Problem requirements:
Every line in the listing is to be echoed verbatim.

Supplied data:
-- Begin --

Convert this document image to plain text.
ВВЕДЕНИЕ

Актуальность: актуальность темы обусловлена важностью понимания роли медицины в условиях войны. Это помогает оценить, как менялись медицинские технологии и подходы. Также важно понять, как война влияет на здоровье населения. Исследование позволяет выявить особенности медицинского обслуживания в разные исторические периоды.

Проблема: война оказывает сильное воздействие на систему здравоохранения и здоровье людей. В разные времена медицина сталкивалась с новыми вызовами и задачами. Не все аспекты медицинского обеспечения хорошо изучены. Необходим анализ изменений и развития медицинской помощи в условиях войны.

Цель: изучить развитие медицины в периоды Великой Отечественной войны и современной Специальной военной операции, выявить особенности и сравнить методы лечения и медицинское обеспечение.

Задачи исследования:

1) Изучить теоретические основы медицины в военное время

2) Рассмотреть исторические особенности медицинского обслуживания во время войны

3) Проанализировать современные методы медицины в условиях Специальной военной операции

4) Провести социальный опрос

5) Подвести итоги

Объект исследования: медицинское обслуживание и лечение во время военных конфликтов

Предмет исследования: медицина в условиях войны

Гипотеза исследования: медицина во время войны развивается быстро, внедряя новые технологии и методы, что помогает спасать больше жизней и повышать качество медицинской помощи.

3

-- End --

Task response:
Convert this document image to plain text.
ВВЕДЕНИЕ

Актуальность: актуальность темы обусловлена важностью понимания роли медицины в условиях войны. Это помогает оценить, как менялись медицинские технологии и подходы. Также важно понять, как война влияет на здоровье населения. Исследование позволяет выявить особенности медицинского обслуживания в разные исторические периоды.

Проблема: война оказывает сильное воздействие на систему здравоохранения и здоровье людей. В разные времена медицина сталкивалась с новыми вызовами и задачами. Не все аспекты медицинского обеспечения хорошо изучены. Необходим анализ изменений и развития медицинской помощи в условиях войны.

Цель: изучить развитие медицины в периоды Великой Отечественной войны и современной Специальной военной операции, выявить особенности и сравнить методы лечения и медицинское обеспечение.

Задачи исследования:

1) Изучить теоретические основы медицины в военное время

2) Рассмотреть исторические особенности медицинского обслуживания во время войны

3) Проанализировать современные методы медицины в условиях Специальной военной операции

4) Провести социальный опрос

5) Подвести итоги

Объект исследования: медицинское обслуживание и лечение во время военных конфликтов

Предмет исследования: медицина в условиях войны

Гипотеза исследования: медицина во время войны развивается быстро, внедряя новые технологии и методы, что помогает спасать больше жизней и повышать качество медицинской помощи.

3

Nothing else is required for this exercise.